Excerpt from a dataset

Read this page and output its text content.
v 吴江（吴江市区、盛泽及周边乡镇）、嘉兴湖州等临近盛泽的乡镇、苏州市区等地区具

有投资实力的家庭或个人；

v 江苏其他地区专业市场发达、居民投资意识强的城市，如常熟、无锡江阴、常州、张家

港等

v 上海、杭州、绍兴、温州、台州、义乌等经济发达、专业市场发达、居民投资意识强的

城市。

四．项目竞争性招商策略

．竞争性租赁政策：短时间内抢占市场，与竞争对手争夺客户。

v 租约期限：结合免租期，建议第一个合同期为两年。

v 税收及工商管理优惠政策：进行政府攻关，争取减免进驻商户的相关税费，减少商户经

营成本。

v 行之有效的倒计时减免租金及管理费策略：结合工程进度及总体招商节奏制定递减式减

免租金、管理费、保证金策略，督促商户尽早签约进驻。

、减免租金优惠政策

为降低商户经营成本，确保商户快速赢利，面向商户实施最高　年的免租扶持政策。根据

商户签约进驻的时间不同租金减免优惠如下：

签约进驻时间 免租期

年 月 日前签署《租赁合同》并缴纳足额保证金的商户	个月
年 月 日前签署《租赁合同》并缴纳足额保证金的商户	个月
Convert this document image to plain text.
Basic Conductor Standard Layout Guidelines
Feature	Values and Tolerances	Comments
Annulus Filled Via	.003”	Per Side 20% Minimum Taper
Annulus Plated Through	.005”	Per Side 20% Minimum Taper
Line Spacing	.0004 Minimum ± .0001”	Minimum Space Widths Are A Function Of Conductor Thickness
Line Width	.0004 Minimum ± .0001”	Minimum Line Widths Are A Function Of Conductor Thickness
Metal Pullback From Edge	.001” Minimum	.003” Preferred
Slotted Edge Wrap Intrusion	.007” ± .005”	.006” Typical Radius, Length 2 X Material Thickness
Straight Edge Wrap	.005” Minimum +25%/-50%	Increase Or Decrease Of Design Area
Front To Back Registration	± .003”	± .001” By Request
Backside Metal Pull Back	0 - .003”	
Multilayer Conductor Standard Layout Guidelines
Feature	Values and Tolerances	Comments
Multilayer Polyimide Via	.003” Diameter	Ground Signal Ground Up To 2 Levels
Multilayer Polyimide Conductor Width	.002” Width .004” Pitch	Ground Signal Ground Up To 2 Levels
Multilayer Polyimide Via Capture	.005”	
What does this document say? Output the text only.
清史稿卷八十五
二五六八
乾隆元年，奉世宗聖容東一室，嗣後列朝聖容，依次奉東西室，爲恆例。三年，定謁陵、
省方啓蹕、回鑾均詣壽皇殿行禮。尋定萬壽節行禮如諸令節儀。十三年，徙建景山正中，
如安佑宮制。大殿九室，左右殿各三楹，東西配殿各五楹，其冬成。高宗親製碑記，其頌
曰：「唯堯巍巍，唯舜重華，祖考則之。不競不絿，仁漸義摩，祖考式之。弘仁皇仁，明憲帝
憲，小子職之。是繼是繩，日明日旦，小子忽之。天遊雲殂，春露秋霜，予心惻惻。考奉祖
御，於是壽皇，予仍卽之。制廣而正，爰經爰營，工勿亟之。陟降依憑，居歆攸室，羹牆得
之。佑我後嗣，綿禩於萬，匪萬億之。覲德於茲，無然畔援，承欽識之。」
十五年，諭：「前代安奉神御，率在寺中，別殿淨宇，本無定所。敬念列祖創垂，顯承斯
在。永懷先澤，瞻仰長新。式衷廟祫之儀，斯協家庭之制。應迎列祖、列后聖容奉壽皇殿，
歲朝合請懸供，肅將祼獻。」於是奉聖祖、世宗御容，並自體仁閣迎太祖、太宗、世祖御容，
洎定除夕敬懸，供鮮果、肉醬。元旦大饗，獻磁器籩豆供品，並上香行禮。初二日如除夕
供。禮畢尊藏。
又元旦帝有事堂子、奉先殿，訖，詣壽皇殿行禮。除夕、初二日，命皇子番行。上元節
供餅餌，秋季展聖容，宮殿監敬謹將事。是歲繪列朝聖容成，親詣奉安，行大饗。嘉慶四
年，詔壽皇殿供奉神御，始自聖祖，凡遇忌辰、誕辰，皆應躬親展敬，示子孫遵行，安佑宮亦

[What to produce]: Pull out all lines from the listing that contain the string "Signal".

[Result]:
Multilayer Polyimide Via	.003” Diameter	Ground Signal Ground Up To 2 Levels
Multilayer Polyimide Conductor Width	.002” Width .004” Pitch	Ground Signal Ground Up To 2 Levels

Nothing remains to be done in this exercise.